Problem to work on -> Which lines in the records below contain the word "funksjoner"? Copy each one out.

(Dataset items)

++++

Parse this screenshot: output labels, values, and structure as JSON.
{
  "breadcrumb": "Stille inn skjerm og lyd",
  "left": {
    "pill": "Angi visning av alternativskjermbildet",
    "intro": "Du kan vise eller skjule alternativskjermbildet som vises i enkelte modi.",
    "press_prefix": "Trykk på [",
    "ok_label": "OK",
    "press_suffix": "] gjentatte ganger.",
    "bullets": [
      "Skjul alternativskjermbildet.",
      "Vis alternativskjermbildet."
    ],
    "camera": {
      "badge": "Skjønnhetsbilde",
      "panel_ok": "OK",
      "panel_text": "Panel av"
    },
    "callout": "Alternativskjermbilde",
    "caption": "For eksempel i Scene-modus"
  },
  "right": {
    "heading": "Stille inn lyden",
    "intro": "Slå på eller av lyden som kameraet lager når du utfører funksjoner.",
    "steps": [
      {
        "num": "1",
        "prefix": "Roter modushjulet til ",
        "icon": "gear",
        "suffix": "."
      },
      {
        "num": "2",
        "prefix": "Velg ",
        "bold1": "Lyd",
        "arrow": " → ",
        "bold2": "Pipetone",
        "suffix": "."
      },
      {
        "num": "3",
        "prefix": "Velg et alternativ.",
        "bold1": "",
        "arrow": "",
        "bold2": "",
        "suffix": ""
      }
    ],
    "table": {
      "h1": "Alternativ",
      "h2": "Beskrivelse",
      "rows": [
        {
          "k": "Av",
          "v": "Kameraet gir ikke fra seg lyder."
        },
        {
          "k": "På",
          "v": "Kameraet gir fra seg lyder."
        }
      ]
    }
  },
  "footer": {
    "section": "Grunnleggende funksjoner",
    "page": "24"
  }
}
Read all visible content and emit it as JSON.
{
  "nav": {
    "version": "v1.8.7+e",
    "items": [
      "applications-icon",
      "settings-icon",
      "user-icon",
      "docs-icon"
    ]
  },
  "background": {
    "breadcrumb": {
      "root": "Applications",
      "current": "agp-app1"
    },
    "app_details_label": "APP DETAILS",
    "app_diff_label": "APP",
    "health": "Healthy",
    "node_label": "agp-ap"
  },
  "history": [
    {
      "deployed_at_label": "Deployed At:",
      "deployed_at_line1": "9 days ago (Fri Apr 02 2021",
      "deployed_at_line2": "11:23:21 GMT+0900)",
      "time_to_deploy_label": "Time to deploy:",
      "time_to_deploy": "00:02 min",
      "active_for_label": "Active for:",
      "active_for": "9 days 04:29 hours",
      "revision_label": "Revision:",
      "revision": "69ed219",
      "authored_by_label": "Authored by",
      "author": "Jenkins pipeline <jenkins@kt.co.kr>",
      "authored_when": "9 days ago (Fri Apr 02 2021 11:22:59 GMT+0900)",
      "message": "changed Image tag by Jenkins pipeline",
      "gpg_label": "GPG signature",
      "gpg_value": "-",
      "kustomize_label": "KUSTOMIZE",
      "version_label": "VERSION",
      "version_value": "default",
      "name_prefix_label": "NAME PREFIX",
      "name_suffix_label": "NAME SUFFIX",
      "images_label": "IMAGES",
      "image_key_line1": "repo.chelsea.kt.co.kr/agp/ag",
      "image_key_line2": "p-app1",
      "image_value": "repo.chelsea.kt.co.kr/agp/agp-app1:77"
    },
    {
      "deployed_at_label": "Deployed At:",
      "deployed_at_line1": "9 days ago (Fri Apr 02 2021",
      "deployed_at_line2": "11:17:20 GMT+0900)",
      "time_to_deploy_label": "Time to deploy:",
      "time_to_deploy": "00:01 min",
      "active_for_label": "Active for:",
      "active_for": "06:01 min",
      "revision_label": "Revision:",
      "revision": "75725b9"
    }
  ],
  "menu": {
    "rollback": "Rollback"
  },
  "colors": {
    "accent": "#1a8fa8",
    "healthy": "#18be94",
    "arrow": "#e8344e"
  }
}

++++

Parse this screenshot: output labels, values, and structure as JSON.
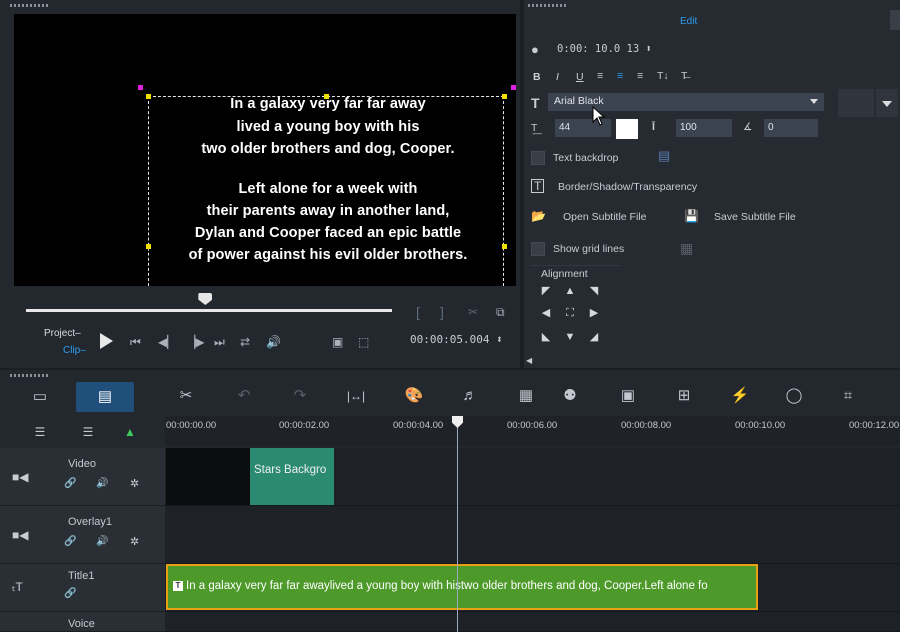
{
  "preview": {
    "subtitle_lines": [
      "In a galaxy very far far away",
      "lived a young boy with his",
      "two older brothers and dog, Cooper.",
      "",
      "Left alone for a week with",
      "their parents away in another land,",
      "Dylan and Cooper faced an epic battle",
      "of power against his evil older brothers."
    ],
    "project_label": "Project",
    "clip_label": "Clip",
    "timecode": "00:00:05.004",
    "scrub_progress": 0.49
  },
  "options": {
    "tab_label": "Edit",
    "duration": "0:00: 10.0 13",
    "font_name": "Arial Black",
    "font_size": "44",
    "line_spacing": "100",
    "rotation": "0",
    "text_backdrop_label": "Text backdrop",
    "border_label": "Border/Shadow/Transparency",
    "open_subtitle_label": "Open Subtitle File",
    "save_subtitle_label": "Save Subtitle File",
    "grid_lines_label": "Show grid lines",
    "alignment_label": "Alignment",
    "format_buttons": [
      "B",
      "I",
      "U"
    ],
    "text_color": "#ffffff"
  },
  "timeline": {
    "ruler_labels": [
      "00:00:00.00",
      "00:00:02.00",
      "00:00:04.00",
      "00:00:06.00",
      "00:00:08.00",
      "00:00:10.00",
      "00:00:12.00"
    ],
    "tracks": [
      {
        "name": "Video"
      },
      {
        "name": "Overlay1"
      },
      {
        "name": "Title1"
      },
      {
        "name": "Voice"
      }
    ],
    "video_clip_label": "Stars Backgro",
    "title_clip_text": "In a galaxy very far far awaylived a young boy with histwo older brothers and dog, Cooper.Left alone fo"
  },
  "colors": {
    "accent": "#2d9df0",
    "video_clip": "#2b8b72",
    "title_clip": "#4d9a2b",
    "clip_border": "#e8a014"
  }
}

++++

Correct answer ->
    "intro": "Slå på eller av lyden som kameraet lager når du utfører funksjoner.",
    "section": "Grunnleggende funksjoner",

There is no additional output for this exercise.